Spatial annotation records:
□ □ □
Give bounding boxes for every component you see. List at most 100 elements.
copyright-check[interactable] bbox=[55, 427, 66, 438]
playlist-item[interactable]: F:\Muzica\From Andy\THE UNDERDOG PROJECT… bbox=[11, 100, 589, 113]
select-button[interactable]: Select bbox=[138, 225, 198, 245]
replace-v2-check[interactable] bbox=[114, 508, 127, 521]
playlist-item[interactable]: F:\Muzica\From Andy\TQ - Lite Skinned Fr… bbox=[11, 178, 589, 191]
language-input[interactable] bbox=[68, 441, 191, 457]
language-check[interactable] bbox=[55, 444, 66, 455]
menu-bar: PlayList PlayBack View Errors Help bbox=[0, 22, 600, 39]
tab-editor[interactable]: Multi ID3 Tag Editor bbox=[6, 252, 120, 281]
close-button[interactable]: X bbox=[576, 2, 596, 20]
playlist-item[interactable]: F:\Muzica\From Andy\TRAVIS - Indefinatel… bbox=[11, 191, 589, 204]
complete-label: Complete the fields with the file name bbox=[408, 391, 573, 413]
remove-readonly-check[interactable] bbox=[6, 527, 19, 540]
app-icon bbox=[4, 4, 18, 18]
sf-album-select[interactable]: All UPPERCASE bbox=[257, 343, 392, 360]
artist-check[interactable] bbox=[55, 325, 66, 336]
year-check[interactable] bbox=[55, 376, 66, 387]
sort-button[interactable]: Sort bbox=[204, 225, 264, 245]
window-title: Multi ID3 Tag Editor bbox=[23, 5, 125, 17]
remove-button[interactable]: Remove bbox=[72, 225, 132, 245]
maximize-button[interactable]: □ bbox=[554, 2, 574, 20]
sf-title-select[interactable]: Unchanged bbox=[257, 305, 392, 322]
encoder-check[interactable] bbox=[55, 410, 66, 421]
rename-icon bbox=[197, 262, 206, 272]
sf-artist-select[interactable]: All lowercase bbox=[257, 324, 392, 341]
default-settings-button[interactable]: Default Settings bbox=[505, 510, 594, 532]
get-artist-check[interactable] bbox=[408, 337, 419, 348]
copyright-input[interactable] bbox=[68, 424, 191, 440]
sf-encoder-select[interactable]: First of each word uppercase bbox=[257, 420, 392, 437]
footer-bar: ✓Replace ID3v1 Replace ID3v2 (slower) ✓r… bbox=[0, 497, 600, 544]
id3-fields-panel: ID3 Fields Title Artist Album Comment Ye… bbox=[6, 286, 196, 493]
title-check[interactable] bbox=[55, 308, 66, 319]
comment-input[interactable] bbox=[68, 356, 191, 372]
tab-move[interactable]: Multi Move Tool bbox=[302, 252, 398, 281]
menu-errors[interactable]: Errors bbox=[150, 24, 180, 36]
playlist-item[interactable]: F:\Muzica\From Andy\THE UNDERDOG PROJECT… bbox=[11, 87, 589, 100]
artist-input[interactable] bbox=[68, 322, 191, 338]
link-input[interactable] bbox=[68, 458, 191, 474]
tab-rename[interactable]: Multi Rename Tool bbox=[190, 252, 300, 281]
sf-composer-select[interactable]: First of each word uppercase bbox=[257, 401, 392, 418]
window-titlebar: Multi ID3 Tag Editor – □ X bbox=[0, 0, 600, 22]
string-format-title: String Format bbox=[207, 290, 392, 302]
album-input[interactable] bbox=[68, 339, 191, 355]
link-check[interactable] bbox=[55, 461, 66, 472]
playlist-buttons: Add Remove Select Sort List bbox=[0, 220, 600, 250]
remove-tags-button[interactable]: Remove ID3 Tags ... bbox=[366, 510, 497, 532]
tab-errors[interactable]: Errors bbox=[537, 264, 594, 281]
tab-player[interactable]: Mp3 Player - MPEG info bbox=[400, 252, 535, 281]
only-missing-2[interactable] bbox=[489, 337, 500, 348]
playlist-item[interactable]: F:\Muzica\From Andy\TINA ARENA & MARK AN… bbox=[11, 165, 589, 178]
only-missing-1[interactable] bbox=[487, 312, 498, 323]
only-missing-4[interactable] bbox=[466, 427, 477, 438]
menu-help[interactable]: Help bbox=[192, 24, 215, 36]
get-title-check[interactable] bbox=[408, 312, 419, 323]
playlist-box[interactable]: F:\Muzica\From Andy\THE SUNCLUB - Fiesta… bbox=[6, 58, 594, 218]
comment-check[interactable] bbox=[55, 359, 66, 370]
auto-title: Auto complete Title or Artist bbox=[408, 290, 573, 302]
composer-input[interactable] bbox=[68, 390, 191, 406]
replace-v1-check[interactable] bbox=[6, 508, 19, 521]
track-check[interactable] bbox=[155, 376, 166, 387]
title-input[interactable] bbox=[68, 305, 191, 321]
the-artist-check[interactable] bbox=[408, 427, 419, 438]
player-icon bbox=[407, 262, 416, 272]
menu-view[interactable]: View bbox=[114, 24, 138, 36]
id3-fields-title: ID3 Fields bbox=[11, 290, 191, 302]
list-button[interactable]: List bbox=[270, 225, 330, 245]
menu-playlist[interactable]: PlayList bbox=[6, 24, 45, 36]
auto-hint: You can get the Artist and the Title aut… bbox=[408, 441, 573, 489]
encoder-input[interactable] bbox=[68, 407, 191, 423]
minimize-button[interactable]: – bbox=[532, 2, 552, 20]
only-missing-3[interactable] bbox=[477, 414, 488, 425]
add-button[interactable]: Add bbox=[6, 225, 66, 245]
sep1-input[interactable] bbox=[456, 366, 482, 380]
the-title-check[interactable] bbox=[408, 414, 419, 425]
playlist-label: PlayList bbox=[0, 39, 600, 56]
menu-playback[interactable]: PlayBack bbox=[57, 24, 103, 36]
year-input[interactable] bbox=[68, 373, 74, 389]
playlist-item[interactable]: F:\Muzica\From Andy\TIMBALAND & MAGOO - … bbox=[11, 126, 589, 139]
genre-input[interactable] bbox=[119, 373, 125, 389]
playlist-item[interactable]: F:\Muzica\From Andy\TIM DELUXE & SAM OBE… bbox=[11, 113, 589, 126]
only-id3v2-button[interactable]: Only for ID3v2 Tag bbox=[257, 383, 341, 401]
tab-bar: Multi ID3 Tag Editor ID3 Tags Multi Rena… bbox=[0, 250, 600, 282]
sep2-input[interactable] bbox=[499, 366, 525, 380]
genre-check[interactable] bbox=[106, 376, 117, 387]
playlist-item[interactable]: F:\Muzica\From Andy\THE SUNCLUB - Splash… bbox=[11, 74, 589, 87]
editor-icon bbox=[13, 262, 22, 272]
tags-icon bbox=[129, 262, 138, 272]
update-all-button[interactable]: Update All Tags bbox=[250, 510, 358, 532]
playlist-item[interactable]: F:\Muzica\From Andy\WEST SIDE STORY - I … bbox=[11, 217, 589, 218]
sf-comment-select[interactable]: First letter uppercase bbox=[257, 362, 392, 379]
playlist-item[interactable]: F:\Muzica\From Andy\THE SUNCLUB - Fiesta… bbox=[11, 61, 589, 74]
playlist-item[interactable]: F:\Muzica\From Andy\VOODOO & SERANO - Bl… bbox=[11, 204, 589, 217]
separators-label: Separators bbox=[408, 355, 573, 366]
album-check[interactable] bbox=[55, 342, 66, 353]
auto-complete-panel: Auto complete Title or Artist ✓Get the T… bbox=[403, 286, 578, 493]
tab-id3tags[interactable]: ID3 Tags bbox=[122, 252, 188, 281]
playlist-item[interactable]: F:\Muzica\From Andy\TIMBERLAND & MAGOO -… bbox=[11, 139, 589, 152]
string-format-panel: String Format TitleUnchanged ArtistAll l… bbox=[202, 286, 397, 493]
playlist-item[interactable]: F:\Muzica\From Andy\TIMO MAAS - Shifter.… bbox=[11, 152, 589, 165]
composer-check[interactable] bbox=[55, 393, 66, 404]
□ □ □
**What to do:**
Reproduce every line of the records above precisely, character for character.

**Full response:**
Give bounding boxes for every component you see. List at most 100 elements.
copyright-check[interactable] bbox=[55, 427, 66, 438]
playlist-item[interactable]: F:\Muzica\From Andy\THE UNDERDOG PROJECT… bbox=[11, 100, 589, 113]
select-button[interactable]: Select bbox=[138, 225, 198, 245]
replace-v2-check[interactable] bbox=[114, 508, 127, 521]
playlist-item[interactable]: F:\Muzica\From Andy\TQ - Lite Skinned Fr… bbox=[11, 178, 589, 191]
language-input[interactable] bbox=[68, 441, 191, 457]
language-check[interactable] bbox=[55, 444, 66, 455]
menu-bar: PlayList PlayBack View Errors Help bbox=[0, 22, 600, 39]
tab-editor[interactable]: Multi ID3 Tag Editor bbox=[6, 252, 120, 281]
close-button[interactable]: X bbox=[576, 2, 596, 20]
playlist-item[interactable]: F:\Muzica\From Andy\TRAVIS - Indefinatel… bbox=[11, 191, 589, 204]
complete-label: Complete the fields with the file name bbox=[408, 391, 573, 413]
remove-readonly-check[interactable] bbox=[6, 527, 19, 540]
app-icon bbox=[4, 4, 18, 18]
sf-album-select[interactable]: All UPPERCASE bbox=[257, 343, 392, 360]
artist-check[interactable] bbox=[55, 325, 66, 336]
year-check[interactable] bbox=[55, 376, 66, 387]
sort-button[interactable]: Sort bbox=[204, 225, 264, 245]
window-title: Multi ID3 Tag Editor bbox=[23, 5, 125, 17]
remove-button[interactable]: Remove bbox=[72, 225, 132, 245]
maximize-button[interactable]: □ bbox=[554, 2, 574, 20]
sf-title-select[interactable]: Unchanged bbox=[257, 305, 392, 322]
encoder-check[interactable] bbox=[55, 410, 66, 421]
rename-icon bbox=[197, 262, 206, 272]
sf-artist-select[interactable]: All lowercase bbox=[257, 324, 392, 341]
default-settings-button[interactable]: Default Settings bbox=[505, 510, 594, 532]
get-artist-check[interactable] bbox=[408, 337, 419, 348]
copyright-input[interactable] bbox=[68, 424, 191, 440]
sf-encoder-select[interactable]: First of each word uppercase bbox=[257, 420, 392, 437]
footer-bar: ✓Replace ID3v1 Replace ID3v2 (slower) ✓r… bbox=[0, 497, 600, 544]
id3-fields-panel: ID3 Fields Title Artist Album Comment Ye… bbox=[6, 286, 196, 493]
title-check[interactable] bbox=[55, 308, 66, 319]
comment-input[interactable] bbox=[68, 356, 191, 372]
tab-move[interactable]: Multi Move Tool bbox=[302, 252, 398, 281]
menu-errors[interactable]: Errors bbox=[150, 24, 180, 36]
playlist-item[interactable]: F:\Muzica\From Andy\THE UNDERDOG PROJECT… bbox=[11, 87, 589, 100]
artist-input[interactable] bbox=[68, 322, 191, 338]
link-input[interactable] bbox=[68, 458, 191, 474]
tab-rename[interactable]: Multi Rename Tool bbox=[190, 252, 300, 281]
sf-composer-select[interactable]: First of each word uppercase bbox=[257, 401, 392, 418]
window-titlebar: Multi ID3 Tag Editor – □ X bbox=[0, 0, 600, 22]
string-format-title: String Format bbox=[207, 290, 392, 302]
album-input[interactable] bbox=[68, 339, 191, 355]
link-check[interactable] bbox=[55, 461, 66, 472]
playlist-buttons: Add Remove Select Sort List bbox=[0, 220, 600, 250]
remove-tags-button[interactable]: Remove ID3 Tags ... bbox=[366, 510, 497, 532]
tab-errors[interactable]: Errors bbox=[537, 264, 594, 281]
tab-player[interactable]: Mp3 Player - MPEG info bbox=[400, 252, 535, 281]
only-missing-2[interactable] bbox=[489, 337, 500, 348]
playlist-item[interactable]: F:\Muzica\From Andy\TINA ARENA & MARK AN… bbox=[11, 165, 589, 178]
only-missing-1[interactable] bbox=[487, 312, 498, 323]
only-missing-4[interactable] bbox=[466, 427, 477, 438]
menu-help[interactable]: Help bbox=[192, 24, 215, 36]
get-title-check[interactable] bbox=[408, 312, 419, 323]
playlist-box[interactable]: F:\Muzica\From Andy\THE SUNCLUB - Fiesta… bbox=[6, 58, 594, 218]
comment-check[interactable] bbox=[55, 359, 66, 370]
auto-title: Auto complete Title or Artist bbox=[408, 290, 573, 302]
composer-input[interactable] bbox=[68, 390, 191, 406]
replace-v1-check[interactable] bbox=[6, 508, 19, 521]
track-check[interactable] bbox=[155, 376, 166, 387]
title-input[interactable] bbox=[68, 305, 191, 321]
the-artist-check[interactable] bbox=[408, 427, 419, 438]
player-icon bbox=[407, 262, 416, 272]
menu-view[interactable]: View bbox=[114, 24, 138, 36]
id3-fields-title: ID3 Fields bbox=[11, 290, 191, 302]
list-button[interactable]: List bbox=[270, 225, 330, 245]
menu-playlist[interactable]: PlayList bbox=[6, 24, 45, 36]
auto-hint: You can get the Artist and the Title aut… bbox=[408, 441, 573, 489]
encoder-input[interactable] bbox=[68, 407, 191, 423]
minimize-button[interactable]: – bbox=[532, 2, 552, 20]
only-missing-3[interactable] bbox=[477, 414, 488, 425]
add-button[interactable]: Add bbox=[6, 225, 66, 245]
sep1-input[interactable] bbox=[456, 366, 482, 380]
the-title-check[interactable] bbox=[408, 414, 419, 425]
playlist-label: PlayList bbox=[0, 39, 600, 56]
menu-playback[interactable]: PlayBack bbox=[57, 24, 103, 36]
year-input[interactable] bbox=[68, 373, 74, 389]
playlist-item[interactable]: F:\Muzica\From Andy\TIMBALAND & MAGOO - … bbox=[11, 126, 589, 139]
genre-input[interactable] bbox=[119, 373, 125, 389]
playlist-item[interactable]: F:\Muzica\From Andy\TIM DELUXE & SAM OBE… bbox=[11, 113, 589, 126]
only-id3v2-button[interactable]: Only for ID3v2 Tag bbox=[257, 383, 341, 401]
tab-bar: Multi ID3 Tag Editor ID3 Tags Multi Rena… bbox=[0, 250, 600, 282]
sep2-input[interactable] bbox=[499, 366, 525, 380]
genre-check[interactable] bbox=[106, 376, 117, 387]
playlist-item[interactable]: F:\Muzica\From Andy\THE SUNCLUB - Splash… bbox=[11, 74, 589, 87]
editor-icon bbox=[13, 262, 22, 272]
tags-icon bbox=[129, 262, 138, 272]
update-all-button[interactable]: Update All Tags bbox=[250, 510, 358, 532]
playlist-item[interactable]: F:\Muzica\From Andy\WEST SIDE STORY - I … bbox=[11, 217, 589, 218]
sf-comment-select[interactable]: First letter uppercase bbox=[257, 362, 392, 379]
playlist-item[interactable]: F:\Muzica\From Andy\THE SUNCLUB - Fiesta… bbox=[11, 61, 589, 74]
playlist-item[interactable]: F:\Muzica\From Andy\VOODOO & SERANO - Bl… bbox=[11, 204, 589, 217]
separators-label: Separators bbox=[408, 355, 573, 366]
album-check[interactable] bbox=[55, 342, 66, 353]
auto-complete-panel: Auto complete Title or Artist ✓Get the T… bbox=[403, 286, 578, 493]
tab-id3tags[interactable]: ID3 Tags bbox=[122, 252, 188, 281]
playlist-item[interactable]: F:\Muzica\From Andy\TIMBERLAND & MAGOO -… bbox=[11, 139, 589, 152]
string-format-panel: String Format TitleUnchanged ArtistAll l… bbox=[202, 286, 397, 493]
playlist-item[interactable]: F:\Muzica\From Andy\TIMO MAAS - Shifter.… bbox=[11, 152, 589, 165]
composer-check[interactable] bbox=[55, 393, 66, 404]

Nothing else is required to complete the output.